Exercise: Reproduce each line of the listing exactly.

[Excerpt from a dataset]
╭──

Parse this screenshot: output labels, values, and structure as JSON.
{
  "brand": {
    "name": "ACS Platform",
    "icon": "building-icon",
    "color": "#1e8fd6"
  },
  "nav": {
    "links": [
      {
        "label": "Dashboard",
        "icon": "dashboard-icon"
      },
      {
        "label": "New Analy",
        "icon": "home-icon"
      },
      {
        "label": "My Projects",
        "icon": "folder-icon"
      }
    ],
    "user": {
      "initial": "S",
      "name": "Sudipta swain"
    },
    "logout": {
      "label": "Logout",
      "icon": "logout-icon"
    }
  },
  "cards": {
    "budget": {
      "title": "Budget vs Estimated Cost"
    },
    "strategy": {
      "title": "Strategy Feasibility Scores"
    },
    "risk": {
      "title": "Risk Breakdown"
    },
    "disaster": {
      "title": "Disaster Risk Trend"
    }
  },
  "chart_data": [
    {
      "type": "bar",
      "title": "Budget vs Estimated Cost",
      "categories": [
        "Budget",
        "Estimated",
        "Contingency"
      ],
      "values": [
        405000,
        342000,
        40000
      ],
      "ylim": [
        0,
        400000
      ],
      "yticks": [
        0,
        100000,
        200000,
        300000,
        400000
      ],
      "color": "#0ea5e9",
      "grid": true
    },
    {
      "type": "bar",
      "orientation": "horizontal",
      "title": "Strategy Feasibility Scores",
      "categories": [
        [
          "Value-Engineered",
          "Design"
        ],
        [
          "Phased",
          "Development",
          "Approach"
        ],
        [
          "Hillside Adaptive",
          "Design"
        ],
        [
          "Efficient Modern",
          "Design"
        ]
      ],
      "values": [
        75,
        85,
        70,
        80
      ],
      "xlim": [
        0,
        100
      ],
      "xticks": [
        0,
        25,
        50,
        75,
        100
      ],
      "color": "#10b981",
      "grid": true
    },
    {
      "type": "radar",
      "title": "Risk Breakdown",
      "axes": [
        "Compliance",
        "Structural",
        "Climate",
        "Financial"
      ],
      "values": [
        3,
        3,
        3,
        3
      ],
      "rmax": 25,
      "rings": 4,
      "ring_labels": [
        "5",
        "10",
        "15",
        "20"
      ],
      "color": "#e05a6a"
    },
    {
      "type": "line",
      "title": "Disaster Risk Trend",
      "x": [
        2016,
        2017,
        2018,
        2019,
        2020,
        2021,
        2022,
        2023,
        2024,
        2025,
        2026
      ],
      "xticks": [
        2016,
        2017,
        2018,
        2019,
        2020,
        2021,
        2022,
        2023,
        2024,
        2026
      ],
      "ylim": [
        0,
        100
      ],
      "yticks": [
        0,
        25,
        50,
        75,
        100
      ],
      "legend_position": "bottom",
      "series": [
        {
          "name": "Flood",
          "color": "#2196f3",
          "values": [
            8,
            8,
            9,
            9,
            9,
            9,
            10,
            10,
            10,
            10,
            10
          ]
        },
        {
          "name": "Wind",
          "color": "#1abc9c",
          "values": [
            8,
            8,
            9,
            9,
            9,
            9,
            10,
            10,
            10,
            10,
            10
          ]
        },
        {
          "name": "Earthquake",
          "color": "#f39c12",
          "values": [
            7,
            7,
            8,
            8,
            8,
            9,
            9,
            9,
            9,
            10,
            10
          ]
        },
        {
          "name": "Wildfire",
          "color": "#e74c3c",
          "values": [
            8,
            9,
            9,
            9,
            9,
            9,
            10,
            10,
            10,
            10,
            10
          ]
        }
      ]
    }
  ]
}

╰──

Exercise solution:
Parse this screenshot: output labels, values, and structure as JSON.
{
  "brand": {
    "name": "ACS Platform",
    "icon": "building-icon",
    "color": "#1e8fd6"
  },
  "nav": {
    "links": [
      {
        "label": "Dashboard",
        "icon": "dashboard-icon"
      },
      {
        "label": "New Analy",
        "icon": "home-icon"
      },
      {
        "label": "My Projects",
        "icon": "folder-icon"
      }
    ],
    "user": {
      "initial": "S",
      "name": "Sudipta swain"
    },
    "logout": {
      "label": "Logout",
      "icon": "logout-icon"
    }
  },
  "cards": {
    "budget": {
      "title": "Budget vs Estimated Cost"
    },
    "strategy": {
      "title": "Strategy Feasibility Scores"
    },
    "risk": {
      "title": "Risk Breakdown"
    },
    "disaster": {
      "title": "Disaster Risk Trend"
    }
  },
  "chart_data": [
    {
      "type": "bar",
      "title": "Budget vs Estimated Cost",
      "categories": [
        "Budget",
        "Estimated",
        "Contingency"
      ],
      "values": [
        405000,
        342000,
        40000
      ],
      "ylim": [
        0,
        400000
      ],
      "yticks": [
        0,
        100000,
        200000,
        300000,
        400000
      ],
      "color": "#0ea5e9",
      "grid": true
    },
    {
      "type": "bar",
      "orientation": "horizontal",
      "title": "Strategy Feasibility Scores",
      "categories": [
        [
          "Value-Engineered",
          "Design"
        ],
        [
          "Phased",
          "Development",
          "Approach"
        ],
        [
          "Hillside Adaptive",
          "Design"
        ],
        [
          "Efficient Modern",
          "Design"
        ]
      ],
      "values": [
        75,
        85,
        70,
        80
      ],
      "xlim": [
        0,
        100
      ],
      "xticks": [
        0,
        25,
        50,
        75,
        100
      ],
      "color": "#10b981",
      "grid": true
    },
    {
      "type": "radar",
      "title": "Risk Breakdown",
      "axes": [
        "Compliance",
        "Structural",
        "Climate",
        "Financial"
      ],
      "values": [
        3,
        3,
        3,
        3
      ],
      "rmax": 25,
      "rings": 4,
      "ring_labels": [
        "5",
        "10",
        "15",
        "20"
      ],
      "color": "#e05a6a"
    },
    {
      "type": "line",
      "title": "Disaster Risk Trend",
      "x": [
        2016,
        2017,
        2018,
        2019,
        2020,
        2021,
        2022,
        2023,
        2024,
        2025,
        2026
      ],
      "xticks": [
        2016,
        2017,
        2018,
        2019,
        2020,
        2021,
        2022,
        2023,
        2024,
        2026
      ],
      "ylim": [
        0,
        100
      ],
      "yticks": [
        0,
        25,
        50,
        75,
        100
      ],
      "legend_position": "bottom",
      "series": [
        {
          "name": "Flood",
          "color": "#2196f3",
          "values": [
            8,
            8,
            9,
            9,
            9,
            9,
            10,
            10,
            10,
            10,
            10
          ]
        },
        {
          "name": "Wind",
          "color": "#1abc9c",
          "values": [
            8,
            8,
            9,
            9,
            9,
            9,
            10,
            10,
            10,
            10,
            10
          ]
        },
        {
          "name": "Earthquake",
          "color": "#f39c12",
          "values": [
            7,
            7,
            8,
            8,
            8,
            9,
            9,
            9,
            9,
            10,
            10
          ]
        },
        {
          "name": "Wildfire",
          "color": "#e74c3c",
          "values": [
            8,
            9,
            9,
            9,
            9,
            9,
            10,
            10,
            10,
            10,
            10
          ]
        }
      ]
    }
  ]
}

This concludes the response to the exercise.